Work instructions
Reproduce each line exactly.
[BEGIN]
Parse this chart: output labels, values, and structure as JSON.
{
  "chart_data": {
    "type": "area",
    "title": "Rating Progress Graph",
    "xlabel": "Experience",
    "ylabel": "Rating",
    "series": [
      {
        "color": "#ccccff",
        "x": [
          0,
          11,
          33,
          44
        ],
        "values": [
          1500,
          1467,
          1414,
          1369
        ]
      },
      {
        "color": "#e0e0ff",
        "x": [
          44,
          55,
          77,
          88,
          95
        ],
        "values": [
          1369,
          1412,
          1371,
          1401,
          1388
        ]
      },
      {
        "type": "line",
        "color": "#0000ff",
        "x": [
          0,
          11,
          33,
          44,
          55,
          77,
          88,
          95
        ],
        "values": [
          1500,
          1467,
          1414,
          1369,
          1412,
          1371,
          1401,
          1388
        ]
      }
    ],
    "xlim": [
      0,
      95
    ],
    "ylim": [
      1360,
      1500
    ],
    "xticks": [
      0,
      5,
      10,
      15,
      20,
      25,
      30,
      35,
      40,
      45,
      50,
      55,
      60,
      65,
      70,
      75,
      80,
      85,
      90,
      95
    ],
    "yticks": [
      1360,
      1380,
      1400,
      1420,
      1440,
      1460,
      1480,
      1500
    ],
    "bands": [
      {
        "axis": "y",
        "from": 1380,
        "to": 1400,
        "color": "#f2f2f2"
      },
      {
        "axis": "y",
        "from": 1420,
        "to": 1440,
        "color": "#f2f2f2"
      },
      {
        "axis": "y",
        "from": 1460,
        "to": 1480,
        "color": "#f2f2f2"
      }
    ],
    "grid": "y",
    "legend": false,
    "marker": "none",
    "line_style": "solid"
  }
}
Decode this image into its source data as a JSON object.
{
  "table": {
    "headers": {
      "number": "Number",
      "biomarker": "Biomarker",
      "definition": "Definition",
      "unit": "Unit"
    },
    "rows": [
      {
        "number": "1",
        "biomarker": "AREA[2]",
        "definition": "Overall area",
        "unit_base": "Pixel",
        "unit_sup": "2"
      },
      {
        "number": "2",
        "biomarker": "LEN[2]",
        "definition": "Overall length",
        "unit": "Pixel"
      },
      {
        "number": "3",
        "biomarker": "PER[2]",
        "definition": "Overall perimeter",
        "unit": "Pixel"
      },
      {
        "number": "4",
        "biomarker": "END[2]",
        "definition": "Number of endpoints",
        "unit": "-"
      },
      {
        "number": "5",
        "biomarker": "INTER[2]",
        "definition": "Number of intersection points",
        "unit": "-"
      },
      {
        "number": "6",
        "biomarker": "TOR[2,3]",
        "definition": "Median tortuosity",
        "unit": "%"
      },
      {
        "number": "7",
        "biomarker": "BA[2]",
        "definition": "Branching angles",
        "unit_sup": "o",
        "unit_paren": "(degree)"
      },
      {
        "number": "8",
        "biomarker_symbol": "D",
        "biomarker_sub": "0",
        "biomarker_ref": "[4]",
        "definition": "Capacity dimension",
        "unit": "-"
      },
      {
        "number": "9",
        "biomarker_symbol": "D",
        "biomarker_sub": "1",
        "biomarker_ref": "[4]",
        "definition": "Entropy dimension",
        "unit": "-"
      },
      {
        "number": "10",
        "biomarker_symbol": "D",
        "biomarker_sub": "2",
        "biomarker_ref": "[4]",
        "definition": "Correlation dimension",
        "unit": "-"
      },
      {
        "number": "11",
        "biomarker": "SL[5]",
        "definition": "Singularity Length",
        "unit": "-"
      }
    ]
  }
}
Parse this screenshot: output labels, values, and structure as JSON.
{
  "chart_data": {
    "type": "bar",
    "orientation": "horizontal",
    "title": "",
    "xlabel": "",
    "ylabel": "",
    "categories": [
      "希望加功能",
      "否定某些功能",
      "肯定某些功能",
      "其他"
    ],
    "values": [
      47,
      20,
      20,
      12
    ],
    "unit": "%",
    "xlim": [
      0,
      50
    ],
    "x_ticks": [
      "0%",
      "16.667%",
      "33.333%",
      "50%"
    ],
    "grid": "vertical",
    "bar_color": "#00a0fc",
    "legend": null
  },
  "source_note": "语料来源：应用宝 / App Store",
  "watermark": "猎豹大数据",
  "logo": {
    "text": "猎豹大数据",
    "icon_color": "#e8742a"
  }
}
[END]
Reply to the exercise
Parse this chart: output labels, values, and structure as JSON.
{
  "chart_data": {
    "type": "area",
    "title": "Rating Progress Graph",
    "xlabel": "Experience",
    "ylabel": "Rating",
    "series": [
      {
        "color": "#ccccff",
        "x": [
          0,
          11,
          33,
          44
        ],
        "values": [
          1500,
          1467,
          1414,
          1369
        ]
      },
      {
        "color": "#e0e0ff",
        "x": [
          44,
          55,
          77,
          88,
          95
        ],
        "values": [
          1369,
          1412,
          1371,
          1401,
          1388
        ]
      },
      {
        "type": "line",
        "color": "#0000ff",
        "x": [
          0,
          11,
          33,
          44,
          55,
          77,
          88,
          95
        ],
        "values": [
          1500,
          1467,
          1414,
          1369,
          1412,
          1371,
          1401,
          1388
        ]
      }
    ],
    "xlim": [
      0,
      95
    ],
    "ylim": [
      1360,
      1500
    ],
    "xticks": [
      0,
      5,
      10,
      15,
      20,
      25,
      30,
      35,
      40,
      45,
      50,
      55,
      60,
      65,
      70,
      75,
      80,
      85,
      90,
      95
    ],
    "yticks": [
      1360,
      1380,
      1400,
      1420,
      1440,
      1460,
      1480,
      1500
    ],
    "bands": [
      {
        "axis": "y",
        "from": 1380,
        "to": 1400,
        "color": "#f2f2f2"
      },
      {
        "axis": "y",
        "from": 1420,
        "to": 1440,
        "color": "#f2f2f2"
      },
      {
        "axis": "y",
        "from": 1460,
        "to": 1480,
        "color": "#f2f2f2"
      }
    ],
    "grid": "y",
    "legend": false,
    "marker": "none",
    "line_style": "solid"
  }
}
Decode this image into its source data as a JSON object.
{
  "table": {
    "headers": {
      "number": "Number",
      "biomarker": "Biomarker",
      "definition": "Definition",
      "unit": "Unit"
    },
    "rows": [
      {
        "number": "1",
        "biomarker": "AREA[2]",
        "definition": "Overall area",
        "unit_base": "Pixel",
        "unit_sup": "2"
      },
      {
        "number": "2",
        "biomarker": "LEN[2]",
        "definition": "Overall length",
        "unit": "Pixel"
      },
      {
        "number": "3",
        "biomarker": "PER[2]",
        "definition": "Overall perimeter",
        "unit": "Pixel"
      },
      {
        "number": "4",
        "biomarker": "END[2]",
        "definition": "Number of endpoints",
        "unit": "-"
      },
      {
        "number": "5",
        "biomarker": "INTER[2]",
        "definition": "Number of intersection points",
        "unit": "-"
      },
      {
        "number": "6",
        "biomarker": "TOR[2,3]",
        "definition": "Median tortuosity",
        "unit": "%"
      },
      {
        "number": "7",
        "biomarker": "BA[2]",
        "definition": "Branching angles",
        "unit_sup": "o",
        "unit_paren": "(degree)"
      },
      {
        "number": "8",
        "biomarker_symbol": "D",
        "biomarker_sub": "0",
        "biomarker_ref": "[4]",
        "definition": "Capacity dimension",
        "unit": "-"
      },
      {
        "number": "9",
        "biomarker_symbol": "D",
        "biomarker_sub": "1",
        "biomarker_ref": "[4]",
        "definition": "Entropy dimension",
        "unit": "-"
      },
      {
        "number": "10",
        "biomarker_symbol": "D",
        "biomarker_sub": "2",
        "biomarker_ref": "[4]",
        "definition": "Correlation dimension",
        "unit": "-"
      },
      {
        "number": "11",
        "biomarker": "SL[5]",
        "definition": "Singularity Length",
        "unit": "-"
      }
    ]
  }
}
Parse this screenshot: output labels, values, and structure as JSON.
{
  "chart_data": {
    "type": "bar",
    "orientation": "horizontal",
    "title": "",
    "xlabel": "",
    "ylabel": "",
    "categories": [
      "希望加功能",
      "否定某些功能",
      "肯定某些功能",
      "其他"
    ],
    "values": [
      47,
      20,
      20,
      12
    ],
    "unit": "%",
    "xlim": [
      0,
      50
    ],
    "x_ticks": [
      "0%",
      "16.667%",
      "33.333%",
      "50%"
    ],
    "grid": "vertical",
    "bar_color": "#00a0fc",
    "legend": null
  },
  "source_note": "语料来源：应用宝 / App Store",
  "watermark": "猎豹大数据",
  "logo": {
    "text": "猎豹大数据",
    "icon_color": "#e8742a"
  }
}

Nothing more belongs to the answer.